• **Work to complete**
Quote all of the data below exactly, please.

┌──

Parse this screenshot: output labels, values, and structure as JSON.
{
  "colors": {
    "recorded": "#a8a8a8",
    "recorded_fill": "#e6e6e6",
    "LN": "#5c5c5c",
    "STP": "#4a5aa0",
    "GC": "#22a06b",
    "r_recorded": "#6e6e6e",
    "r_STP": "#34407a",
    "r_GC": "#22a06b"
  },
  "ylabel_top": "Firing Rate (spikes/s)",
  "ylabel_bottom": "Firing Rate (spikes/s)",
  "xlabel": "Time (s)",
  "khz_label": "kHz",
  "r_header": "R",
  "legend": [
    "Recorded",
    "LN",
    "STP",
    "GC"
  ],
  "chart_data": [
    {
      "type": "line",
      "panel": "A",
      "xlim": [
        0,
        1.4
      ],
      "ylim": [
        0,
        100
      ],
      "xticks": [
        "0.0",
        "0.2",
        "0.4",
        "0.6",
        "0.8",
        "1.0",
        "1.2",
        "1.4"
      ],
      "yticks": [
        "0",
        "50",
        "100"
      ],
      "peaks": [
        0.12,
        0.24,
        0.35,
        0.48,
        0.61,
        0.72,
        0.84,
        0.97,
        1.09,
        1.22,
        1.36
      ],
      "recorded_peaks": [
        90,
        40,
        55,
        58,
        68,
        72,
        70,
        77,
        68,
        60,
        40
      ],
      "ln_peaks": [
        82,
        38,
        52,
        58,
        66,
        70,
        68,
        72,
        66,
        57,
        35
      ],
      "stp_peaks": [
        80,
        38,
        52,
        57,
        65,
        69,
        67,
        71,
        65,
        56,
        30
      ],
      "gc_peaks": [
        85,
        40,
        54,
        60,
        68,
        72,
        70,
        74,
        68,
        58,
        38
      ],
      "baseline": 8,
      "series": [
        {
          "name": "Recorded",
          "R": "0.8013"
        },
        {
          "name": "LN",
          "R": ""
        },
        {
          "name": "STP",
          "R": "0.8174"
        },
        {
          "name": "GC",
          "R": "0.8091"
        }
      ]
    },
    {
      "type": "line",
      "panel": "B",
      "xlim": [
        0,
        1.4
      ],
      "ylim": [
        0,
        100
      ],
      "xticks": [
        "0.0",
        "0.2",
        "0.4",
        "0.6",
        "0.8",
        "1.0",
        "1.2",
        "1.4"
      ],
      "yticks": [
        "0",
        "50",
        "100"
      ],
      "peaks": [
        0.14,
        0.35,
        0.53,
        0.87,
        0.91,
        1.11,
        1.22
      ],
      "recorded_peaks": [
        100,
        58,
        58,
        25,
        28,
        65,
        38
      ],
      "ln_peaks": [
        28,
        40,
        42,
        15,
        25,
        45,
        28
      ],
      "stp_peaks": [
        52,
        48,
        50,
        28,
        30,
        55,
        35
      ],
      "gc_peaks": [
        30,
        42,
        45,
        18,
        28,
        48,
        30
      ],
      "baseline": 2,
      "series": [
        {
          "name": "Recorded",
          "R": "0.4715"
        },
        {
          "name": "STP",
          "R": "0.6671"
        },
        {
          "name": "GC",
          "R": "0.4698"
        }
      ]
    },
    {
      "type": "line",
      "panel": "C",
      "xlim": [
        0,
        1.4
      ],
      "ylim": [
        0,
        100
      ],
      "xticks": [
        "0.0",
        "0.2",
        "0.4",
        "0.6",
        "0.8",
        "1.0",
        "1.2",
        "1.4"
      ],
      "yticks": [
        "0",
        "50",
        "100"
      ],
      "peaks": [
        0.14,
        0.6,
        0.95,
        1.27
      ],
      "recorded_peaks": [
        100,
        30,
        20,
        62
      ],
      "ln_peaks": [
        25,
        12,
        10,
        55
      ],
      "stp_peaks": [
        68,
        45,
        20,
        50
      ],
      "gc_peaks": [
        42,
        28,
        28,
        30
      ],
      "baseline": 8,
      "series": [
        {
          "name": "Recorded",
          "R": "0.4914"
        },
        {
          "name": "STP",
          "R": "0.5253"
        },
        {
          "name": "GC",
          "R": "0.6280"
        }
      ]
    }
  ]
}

└──

• **Answer to this problem**
Parse this screenshot: output labels, values, and structure as JSON.
{
  "colors": {
    "recorded": "#a8a8a8",
    "recorded_fill": "#e6e6e6",
    "LN": "#5c5c5c",
    "STP": "#4a5aa0",
    "GC": "#22a06b",
    "r_recorded": "#6e6e6e",
    "r_STP": "#34407a",
    "r_GC": "#22a06b"
  },
  "ylabel_top": "Firing Rate (spikes/s)",
  "ylabel_bottom": "Firing Rate (spikes/s)",
  "xlabel": "Time (s)",
  "khz_label": "kHz",
  "r_header": "R",
  "legend": [
    "Recorded",
    "LN",
    "STP",
    "GC"
  ],
  "chart_data": [
    {
      "type": "line",
      "panel": "A",
      "xlim": [
        0,
        1.4
      ],
      "ylim": [
        0,
        100
      ],
      "xticks": [
        "0.0",
        "0.2",
        "0.4",
        "0.6",
        "0.8",
        "1.0",
        "1.2",
        "1.4"
      ],
      "yticks": [
        "0",
        "50",
        "100"
      ],
      "peaks": [
        0.12,
        0.24,
        0.35,
        0.48,
        0.61,
        0.72,
        0.84,
        0.97,
        1.09,
        1.22,
        1.36
      ],
      "recorded_peaks": [
        90,
        40,
        55,
        58,
        68,
        72,
        70,
        77,
        68,
        60,
        40
      ],
      "ln_peaks": [
        82,
        38,
        52,
        58,
        66,
        70,
        68,
        72,
        66,
        57,
        35
      ],
      "stp_peaks": [
        80,
        38,
        52,
        57,
        65,
        69,
        67,
        71,
        65,
        56,
        30
      ],
      "gc_peaks": [
        85,
        40,
        54,
        60,
        68,
        72,
        70,
        74,
        68,
        58,
        38
      ],
      "baseline": 8,
      "series": [
        {
          "name": "Recorded",
          "R": "0.8013"
        },
        {
          "name": "LN",
          "R": ""
        },
        {
          "name": "STP",
          "R": "0.8174"
        },
        {
          "name": "GC",
          "R": "0.8091"
        }
      ]
    },
    {
      "type": "line",
      "panel": "B",
      "xlim": [
        0,
        1.4
      ],
      "ylim": [
        0,
        100
      ],
      "xticks": [
        "0.0",
        "0.2",
        "0.4",
        "0.6",
        "0.8",
        "1.0",
        "1.2",
        "1.4"
      ],
      "yticks": [
        "0",
        "50",
        "100"
      ],
      "peaks": [
        0.14,
        0.35,
        0.53,
        0.87,
        0.91,
        1.11,
        1.22
      ],
      "recorded_peaks": [
        100,
        58,
        58,
        25,
        28,
        65,
        38
      ],
      "ln_peaks": [
        28,
        40,
        42,
        15,
        25,
        45,
        28
      ],
      "stp_peaks": [
        52,
        48,
        50,
        28,
        30,
        55,
        35
      ],
      "gc_peaks": [
        30,
        42,
        45,
        18,
        28,
        48,
        30
      ],
      "baseline": 2,
      "series": [
        {
          "name": "Recorded",
          "R": "0.4715"
        },
        {
          "name": "STP",
          "R": "0.6671"
        },
        {
          "name": "GC",
          "R": "0.4698"
        }
      ]
    },
    {
      "type": "line",
      "panel": "C",
      "xlim": [
        0,
        1.4
      ],
      "ylim": [
        0,
        100
      ],
      "xticks": [
        "0.0",
        "0.2",
        "0.4",
        "0.6",
        "0.8",
        "1.0",
        "1.2",
        "1.4"
      ],
      "yticks": [
        "0",
        "50",
        "100"
      ],
      "peaks": [
        0.14,
        0.6,
        0.95,
        1.27
      ],
      "recorded_peaks": [
        100,
        30,
        20,
        62
      ],
      "ln_peaks": [
        25,
        12,
        10,
        55
      ],
      "stp_peaks": [
        68,
        45,
        20,
        50
      ],
      "gc_peaks": [
        42,
        28,
        28,
        30
      ],
      "baseline": 8,
      "series": [
        {
          "name": "Recorded",
          "R": "0.4914"
        },
        {
          "name": "STP",
          "R": "0.5253"
        },
        {
          "name": "GC",
          "R": "0.6280"
        }
      ]
    }
  ]
}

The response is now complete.